>>>>>
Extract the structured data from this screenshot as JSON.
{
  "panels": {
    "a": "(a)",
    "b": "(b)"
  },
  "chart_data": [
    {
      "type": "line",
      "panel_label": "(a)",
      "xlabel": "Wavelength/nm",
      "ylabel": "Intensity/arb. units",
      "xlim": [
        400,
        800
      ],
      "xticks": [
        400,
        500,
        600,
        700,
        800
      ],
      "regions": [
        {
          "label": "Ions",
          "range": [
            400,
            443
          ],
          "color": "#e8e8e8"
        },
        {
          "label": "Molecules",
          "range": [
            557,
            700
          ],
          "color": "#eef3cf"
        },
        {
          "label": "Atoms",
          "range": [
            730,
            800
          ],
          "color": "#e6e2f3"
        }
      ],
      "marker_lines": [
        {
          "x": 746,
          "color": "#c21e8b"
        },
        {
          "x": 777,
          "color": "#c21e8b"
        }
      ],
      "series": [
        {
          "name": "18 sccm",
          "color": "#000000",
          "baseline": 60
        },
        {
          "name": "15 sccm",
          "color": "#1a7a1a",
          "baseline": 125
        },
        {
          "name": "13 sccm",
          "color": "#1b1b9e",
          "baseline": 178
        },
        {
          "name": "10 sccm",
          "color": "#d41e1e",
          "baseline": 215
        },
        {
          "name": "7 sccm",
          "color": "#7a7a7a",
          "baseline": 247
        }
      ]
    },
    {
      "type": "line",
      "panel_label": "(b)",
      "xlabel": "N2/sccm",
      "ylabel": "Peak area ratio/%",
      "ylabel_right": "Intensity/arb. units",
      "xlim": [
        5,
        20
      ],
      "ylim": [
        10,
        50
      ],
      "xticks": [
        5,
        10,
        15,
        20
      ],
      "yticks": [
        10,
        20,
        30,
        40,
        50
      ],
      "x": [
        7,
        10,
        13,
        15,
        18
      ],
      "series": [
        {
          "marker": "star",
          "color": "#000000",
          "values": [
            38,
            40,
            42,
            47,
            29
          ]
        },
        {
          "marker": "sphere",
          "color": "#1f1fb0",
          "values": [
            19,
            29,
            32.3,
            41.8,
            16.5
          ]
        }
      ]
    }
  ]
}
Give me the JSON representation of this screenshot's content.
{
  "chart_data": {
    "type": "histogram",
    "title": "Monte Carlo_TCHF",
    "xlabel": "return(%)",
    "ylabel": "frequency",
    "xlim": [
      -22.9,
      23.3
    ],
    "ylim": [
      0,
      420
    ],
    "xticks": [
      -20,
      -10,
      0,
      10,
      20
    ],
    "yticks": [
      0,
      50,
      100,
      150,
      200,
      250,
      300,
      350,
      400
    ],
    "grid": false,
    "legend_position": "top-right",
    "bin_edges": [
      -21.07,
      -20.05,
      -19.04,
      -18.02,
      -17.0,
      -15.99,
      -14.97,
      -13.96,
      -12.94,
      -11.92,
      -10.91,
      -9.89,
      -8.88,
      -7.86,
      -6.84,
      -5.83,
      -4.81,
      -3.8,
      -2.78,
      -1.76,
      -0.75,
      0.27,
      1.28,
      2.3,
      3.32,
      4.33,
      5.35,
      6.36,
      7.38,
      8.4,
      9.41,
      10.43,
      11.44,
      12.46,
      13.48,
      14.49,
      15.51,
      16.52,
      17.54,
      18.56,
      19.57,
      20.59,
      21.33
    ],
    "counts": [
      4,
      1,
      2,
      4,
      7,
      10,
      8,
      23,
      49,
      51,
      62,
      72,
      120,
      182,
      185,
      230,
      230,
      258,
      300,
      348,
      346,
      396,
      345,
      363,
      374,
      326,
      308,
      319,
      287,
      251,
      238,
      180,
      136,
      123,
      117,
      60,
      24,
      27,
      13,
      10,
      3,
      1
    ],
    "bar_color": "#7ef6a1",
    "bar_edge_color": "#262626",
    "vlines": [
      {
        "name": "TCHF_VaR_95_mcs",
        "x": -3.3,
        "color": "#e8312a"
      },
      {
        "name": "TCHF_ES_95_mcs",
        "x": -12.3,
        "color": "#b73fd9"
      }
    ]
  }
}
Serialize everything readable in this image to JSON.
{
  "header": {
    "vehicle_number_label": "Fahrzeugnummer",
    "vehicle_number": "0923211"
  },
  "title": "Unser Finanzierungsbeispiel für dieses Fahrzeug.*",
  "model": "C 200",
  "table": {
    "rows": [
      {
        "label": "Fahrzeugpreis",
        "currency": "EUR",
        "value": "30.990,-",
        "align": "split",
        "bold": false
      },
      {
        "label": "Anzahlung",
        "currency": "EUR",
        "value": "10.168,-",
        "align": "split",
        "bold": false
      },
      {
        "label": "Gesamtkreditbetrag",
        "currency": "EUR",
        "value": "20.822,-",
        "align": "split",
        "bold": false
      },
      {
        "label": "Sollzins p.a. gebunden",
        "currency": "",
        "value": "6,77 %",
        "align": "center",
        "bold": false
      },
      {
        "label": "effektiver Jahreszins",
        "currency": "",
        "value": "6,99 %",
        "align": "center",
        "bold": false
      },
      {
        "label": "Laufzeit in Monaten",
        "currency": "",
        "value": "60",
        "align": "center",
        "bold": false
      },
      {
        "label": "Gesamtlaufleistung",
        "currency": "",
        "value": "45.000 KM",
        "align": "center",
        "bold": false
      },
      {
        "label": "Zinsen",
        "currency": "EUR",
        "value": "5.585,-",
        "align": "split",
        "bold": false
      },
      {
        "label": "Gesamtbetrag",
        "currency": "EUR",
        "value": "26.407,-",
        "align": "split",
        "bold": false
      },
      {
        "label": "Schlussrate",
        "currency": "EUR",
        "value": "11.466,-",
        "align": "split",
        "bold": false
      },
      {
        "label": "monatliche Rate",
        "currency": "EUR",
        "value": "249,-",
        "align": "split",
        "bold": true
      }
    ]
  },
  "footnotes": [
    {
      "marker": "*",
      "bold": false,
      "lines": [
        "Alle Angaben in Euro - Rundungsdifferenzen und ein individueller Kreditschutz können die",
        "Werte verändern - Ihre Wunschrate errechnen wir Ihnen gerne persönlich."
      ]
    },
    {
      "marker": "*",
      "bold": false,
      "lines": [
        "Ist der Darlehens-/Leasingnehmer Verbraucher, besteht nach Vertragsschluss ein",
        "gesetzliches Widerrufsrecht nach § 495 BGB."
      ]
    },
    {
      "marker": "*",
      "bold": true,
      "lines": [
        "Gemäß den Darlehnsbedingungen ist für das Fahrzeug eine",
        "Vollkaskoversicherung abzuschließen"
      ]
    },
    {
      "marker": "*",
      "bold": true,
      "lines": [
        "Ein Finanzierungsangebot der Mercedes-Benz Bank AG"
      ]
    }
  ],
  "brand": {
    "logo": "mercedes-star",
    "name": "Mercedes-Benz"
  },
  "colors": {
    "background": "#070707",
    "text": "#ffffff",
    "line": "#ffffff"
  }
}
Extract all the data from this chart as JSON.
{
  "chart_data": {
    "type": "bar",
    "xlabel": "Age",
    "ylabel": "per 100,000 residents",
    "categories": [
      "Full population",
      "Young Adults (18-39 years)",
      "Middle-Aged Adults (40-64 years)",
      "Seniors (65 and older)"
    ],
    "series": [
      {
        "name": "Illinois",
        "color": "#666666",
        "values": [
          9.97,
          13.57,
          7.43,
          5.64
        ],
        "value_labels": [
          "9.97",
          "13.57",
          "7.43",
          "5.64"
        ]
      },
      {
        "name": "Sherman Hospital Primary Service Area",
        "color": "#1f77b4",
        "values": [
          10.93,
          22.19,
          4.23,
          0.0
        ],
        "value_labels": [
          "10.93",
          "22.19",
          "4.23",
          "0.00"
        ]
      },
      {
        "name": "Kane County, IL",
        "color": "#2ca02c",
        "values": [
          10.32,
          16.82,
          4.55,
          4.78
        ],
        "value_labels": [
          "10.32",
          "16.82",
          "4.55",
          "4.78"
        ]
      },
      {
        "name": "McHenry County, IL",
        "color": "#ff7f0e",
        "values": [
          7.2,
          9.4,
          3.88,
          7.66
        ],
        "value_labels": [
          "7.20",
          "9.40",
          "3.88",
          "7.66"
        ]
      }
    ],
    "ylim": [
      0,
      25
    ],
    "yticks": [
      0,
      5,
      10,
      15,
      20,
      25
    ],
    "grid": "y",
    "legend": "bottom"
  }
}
<<<<<
● WHAT YOU HAVE TO DO:
Gather each line in these records that contains the string "this".

● ANSWER FOR THE TASK:
Extract the structured data from this screenshot as JSON.
Give me the JSON representation of this screenshot's content.
Serialize everything readable in this image to JSON.
Extract all the data from this chart as JSON.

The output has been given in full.